• _Selected passage_:
┄┄┄┄┄┄┄┄┄┄

On top of control, collaboration and scaling are what make CMSs useful. If you’re starting a website, you don’t want your growth to be limited by how much you can share, how much content you can store, and how many visitors you can receive. A good CMS will provide the flexibility to accommodate your needs no matter how quick you grow.
On one extreme you can code your own website from scratch. On the other, you can use a commercial website builder. But if you want the best of both worlds — i.e. complete control without having to know a single line of code — then the CMS is there as the ideal Goldilocks method.
As well as easy-to-use interfaces that offer many features and functions, CMSs allow you to extend their functionality with very little cost and effort. One thing that makes WordPress — the most popular CMS that powers over a third of all websites — so great is how user-friendly the system is. WP offers a huge library of free plugins for everything from SEO to eCommerce.
As the most popular open-source CMS in the world, anyone at any level can use WordPress to create a website. Despite its popularity, each one will be unique in its functionality, performance, and appearance. Making it a solid solution for everything from small blogs and personal websites to large media organisations and platforms like Sony, Bloomberg, and The New Yorker.
Content & eCommerce
If you compare building a website to building a house, a CMS would not be like starting with an empty shell or a prefab, but like having the basic structure and foundations — walls, roof, doors, plumbing — all in place and ready for moving in.

┄┄┄┄┄┄┄┄┄┄

• _Source information_:
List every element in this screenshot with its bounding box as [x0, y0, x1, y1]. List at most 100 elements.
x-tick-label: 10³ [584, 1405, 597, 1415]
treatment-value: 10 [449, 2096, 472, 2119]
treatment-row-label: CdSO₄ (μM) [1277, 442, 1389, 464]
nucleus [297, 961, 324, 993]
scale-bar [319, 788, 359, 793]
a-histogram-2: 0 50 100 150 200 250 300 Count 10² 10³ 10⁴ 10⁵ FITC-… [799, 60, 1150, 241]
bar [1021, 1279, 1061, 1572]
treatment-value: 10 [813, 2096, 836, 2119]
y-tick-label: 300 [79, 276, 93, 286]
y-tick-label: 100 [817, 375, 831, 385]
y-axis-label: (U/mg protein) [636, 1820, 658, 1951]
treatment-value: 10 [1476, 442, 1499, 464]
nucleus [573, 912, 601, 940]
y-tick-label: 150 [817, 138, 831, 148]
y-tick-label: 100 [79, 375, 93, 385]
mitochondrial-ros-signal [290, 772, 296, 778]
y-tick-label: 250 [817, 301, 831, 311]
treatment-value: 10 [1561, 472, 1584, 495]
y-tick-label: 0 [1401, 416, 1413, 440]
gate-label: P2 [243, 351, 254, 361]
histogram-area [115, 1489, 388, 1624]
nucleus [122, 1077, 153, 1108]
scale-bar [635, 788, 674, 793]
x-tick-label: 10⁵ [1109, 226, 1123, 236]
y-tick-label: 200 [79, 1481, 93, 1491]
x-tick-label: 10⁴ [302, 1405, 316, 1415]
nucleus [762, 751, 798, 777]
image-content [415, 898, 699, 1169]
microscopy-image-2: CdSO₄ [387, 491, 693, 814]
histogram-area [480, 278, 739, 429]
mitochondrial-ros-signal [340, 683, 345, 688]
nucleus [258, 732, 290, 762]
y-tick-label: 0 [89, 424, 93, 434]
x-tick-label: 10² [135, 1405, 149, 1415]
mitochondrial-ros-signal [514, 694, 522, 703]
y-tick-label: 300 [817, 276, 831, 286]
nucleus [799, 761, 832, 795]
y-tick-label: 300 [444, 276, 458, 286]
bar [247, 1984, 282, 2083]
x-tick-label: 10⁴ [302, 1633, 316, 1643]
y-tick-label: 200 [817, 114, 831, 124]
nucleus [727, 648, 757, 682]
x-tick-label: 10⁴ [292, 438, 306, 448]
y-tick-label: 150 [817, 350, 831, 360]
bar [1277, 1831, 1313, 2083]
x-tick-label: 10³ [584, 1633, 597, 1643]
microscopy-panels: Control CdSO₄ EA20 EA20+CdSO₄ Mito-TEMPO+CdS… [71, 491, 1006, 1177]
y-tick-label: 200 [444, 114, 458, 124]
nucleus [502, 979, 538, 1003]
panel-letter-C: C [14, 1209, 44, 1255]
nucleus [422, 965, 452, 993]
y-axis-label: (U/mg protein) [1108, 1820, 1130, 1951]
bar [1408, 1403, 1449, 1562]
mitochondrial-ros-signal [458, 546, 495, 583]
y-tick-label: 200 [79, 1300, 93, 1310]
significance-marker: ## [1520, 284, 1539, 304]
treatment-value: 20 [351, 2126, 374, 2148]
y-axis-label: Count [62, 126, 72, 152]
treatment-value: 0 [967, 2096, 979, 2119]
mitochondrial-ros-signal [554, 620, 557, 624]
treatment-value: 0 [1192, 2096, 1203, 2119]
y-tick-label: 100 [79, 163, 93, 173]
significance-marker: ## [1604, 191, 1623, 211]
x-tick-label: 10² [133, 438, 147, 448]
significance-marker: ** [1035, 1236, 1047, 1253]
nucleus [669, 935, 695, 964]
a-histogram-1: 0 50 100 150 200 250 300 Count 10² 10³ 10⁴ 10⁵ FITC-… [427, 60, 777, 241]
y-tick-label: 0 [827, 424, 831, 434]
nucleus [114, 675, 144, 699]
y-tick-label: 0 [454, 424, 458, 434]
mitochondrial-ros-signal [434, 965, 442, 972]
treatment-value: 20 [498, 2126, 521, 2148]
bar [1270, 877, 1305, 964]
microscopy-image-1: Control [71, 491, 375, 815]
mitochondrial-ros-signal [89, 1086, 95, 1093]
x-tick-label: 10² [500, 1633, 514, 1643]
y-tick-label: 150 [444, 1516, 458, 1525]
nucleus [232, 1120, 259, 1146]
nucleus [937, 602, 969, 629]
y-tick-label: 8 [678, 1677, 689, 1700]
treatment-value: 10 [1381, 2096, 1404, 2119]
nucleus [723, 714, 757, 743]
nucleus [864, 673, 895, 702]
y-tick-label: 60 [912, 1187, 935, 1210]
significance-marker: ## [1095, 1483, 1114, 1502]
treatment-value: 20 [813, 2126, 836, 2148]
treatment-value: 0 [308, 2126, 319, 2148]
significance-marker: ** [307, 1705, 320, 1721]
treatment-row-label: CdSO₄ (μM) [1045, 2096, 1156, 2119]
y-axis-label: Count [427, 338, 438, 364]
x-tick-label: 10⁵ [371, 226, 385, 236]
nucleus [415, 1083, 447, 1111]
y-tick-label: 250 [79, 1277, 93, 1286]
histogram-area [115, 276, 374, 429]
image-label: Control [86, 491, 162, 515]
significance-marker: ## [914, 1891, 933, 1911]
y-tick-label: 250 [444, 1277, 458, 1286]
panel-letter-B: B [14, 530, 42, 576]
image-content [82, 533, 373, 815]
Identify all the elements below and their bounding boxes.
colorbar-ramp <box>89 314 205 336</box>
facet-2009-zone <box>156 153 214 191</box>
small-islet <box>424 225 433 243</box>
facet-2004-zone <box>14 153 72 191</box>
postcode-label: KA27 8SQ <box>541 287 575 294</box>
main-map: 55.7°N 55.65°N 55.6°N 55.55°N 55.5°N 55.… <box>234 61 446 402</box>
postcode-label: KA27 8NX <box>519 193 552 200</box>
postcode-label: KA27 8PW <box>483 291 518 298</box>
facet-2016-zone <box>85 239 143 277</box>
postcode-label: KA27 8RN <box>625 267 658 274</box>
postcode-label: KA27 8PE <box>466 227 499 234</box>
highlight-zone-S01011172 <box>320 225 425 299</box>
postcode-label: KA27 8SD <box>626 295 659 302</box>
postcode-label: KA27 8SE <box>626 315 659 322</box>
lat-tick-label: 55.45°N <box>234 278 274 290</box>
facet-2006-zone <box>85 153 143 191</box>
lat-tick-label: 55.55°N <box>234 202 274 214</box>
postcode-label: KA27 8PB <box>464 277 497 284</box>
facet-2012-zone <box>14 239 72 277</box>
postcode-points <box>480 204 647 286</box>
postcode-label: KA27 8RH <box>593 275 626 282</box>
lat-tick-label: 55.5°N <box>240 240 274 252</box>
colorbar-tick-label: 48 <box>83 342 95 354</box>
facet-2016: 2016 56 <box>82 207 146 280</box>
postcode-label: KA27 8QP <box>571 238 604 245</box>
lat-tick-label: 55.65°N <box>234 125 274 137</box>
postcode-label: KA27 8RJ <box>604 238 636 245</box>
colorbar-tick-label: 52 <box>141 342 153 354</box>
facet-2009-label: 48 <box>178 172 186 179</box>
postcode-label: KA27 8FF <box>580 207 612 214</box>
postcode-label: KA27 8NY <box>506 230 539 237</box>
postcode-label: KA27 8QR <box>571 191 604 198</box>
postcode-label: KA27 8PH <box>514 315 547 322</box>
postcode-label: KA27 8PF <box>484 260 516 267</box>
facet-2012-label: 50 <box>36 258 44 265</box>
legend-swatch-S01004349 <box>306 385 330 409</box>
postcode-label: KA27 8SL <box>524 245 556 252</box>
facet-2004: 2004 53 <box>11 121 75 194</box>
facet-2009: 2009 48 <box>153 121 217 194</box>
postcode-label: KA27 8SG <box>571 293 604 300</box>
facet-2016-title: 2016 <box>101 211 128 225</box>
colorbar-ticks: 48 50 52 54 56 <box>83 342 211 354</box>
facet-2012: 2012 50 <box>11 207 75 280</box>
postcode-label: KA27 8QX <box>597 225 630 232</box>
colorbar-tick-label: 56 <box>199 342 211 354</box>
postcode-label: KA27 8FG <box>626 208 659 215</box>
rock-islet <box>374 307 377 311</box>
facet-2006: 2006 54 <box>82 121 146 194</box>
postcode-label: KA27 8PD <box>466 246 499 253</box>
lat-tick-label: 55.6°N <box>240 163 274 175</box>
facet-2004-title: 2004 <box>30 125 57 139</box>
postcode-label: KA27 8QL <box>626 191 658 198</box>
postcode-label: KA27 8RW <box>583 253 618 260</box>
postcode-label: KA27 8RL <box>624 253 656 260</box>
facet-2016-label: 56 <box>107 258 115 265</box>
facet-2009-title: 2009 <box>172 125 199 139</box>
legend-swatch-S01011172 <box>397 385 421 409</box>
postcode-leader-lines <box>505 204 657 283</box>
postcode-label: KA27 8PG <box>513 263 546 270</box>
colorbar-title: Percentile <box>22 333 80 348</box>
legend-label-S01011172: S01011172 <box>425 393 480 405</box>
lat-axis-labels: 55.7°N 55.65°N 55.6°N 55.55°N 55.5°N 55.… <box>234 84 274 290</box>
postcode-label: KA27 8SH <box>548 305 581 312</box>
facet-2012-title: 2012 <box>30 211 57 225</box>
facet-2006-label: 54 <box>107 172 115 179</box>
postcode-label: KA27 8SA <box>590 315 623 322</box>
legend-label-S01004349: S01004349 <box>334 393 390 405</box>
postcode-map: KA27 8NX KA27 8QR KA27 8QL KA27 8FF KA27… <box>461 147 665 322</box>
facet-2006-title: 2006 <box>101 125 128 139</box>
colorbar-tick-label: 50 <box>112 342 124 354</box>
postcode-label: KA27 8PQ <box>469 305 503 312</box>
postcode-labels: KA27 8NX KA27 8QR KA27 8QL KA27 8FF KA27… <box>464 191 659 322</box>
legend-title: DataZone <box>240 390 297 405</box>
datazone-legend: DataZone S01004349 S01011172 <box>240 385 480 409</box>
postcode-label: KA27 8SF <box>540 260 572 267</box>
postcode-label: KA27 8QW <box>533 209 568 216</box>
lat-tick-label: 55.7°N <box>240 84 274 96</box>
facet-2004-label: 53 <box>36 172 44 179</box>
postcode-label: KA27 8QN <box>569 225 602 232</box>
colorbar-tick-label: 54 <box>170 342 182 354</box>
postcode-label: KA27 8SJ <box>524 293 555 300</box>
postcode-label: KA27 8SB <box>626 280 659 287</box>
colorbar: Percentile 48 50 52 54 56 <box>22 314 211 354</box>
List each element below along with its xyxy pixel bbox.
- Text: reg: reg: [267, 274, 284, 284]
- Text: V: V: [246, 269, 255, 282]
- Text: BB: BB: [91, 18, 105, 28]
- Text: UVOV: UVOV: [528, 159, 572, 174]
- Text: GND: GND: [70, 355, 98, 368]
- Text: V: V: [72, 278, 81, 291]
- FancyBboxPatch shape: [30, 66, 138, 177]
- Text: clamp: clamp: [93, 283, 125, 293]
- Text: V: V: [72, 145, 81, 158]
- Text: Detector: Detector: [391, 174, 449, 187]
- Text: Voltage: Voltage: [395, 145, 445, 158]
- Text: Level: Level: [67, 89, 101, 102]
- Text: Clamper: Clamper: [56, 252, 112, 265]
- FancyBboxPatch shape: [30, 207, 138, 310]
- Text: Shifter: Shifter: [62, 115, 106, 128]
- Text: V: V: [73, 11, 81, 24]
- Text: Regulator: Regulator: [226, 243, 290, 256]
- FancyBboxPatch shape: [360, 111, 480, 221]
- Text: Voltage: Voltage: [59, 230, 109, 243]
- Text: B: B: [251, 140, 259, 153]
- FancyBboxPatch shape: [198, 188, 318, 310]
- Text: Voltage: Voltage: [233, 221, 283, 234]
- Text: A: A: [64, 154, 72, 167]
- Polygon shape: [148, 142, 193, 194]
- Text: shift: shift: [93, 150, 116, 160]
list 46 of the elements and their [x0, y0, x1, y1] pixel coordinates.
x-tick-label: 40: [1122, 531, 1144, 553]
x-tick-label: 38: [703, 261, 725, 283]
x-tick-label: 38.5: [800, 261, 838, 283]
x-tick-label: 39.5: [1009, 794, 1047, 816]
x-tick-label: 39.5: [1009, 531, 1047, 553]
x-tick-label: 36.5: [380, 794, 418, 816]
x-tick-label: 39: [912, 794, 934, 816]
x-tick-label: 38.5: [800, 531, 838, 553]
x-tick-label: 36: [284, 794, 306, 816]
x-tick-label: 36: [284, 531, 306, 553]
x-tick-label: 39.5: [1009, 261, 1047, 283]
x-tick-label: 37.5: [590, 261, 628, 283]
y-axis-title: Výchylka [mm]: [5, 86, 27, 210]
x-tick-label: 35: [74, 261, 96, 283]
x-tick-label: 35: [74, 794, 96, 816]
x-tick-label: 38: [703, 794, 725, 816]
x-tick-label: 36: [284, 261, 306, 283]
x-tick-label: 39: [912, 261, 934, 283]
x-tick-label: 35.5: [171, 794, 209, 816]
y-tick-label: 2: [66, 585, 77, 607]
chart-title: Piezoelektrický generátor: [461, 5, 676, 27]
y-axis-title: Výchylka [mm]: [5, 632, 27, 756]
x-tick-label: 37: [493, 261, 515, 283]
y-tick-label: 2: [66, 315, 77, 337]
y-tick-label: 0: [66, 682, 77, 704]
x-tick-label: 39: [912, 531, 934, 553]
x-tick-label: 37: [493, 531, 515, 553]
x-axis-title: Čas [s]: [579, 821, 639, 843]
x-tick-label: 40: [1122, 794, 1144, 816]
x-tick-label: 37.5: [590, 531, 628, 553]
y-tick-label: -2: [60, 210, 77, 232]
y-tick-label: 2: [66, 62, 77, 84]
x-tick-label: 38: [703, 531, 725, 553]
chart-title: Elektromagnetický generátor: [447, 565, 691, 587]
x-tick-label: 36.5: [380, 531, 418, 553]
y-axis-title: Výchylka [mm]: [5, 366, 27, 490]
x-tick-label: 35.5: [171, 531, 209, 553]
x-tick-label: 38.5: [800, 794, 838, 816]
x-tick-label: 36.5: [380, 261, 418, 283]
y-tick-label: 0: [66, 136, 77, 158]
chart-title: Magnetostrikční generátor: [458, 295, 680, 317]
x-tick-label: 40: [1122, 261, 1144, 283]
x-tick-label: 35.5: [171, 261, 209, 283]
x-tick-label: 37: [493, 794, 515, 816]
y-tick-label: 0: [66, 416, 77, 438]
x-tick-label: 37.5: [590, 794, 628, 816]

┄┄┄┄┄┄┄┄┄┄

• _Task requirements_:
1. According to the CMS passage, what share of all websites does WordPress power?
2. Write out the part of the CMS passage from "As well as easy-to-use" up to and including "SEO to eCommerce.".
3. Do these statements agree with the CMS passage? Answer yes or no for each, and quote the words that decide it.
(a) WordPress has a large library of free plugins.
(b) A CMS is compared to moving into a prefab house.
(c) Coding your own website from scratch is called the ideal Goldilocks method.

• _Per-task outputs_:
1. Over a third of all websites.

2.
As well as easy-to-use interfaces that offer many features and functions, CMSs allow you to extend their functionality with very little cost and effort. One thing that makes WordPress — the most popular CMS that powers over a third of all websites — so great is how user-friendly the system is. WP offers a huge library of free plugins for everything from SEO to eCommerce.

3.
(a) Yes: "WP offers a huge library of free plugins for everything from SEO to eCommerce."
(b) No: "a CMS would not be like starting with an empty shell or a prefab"
(c) No: "then the CMS is there as the ideal Goldilocks method."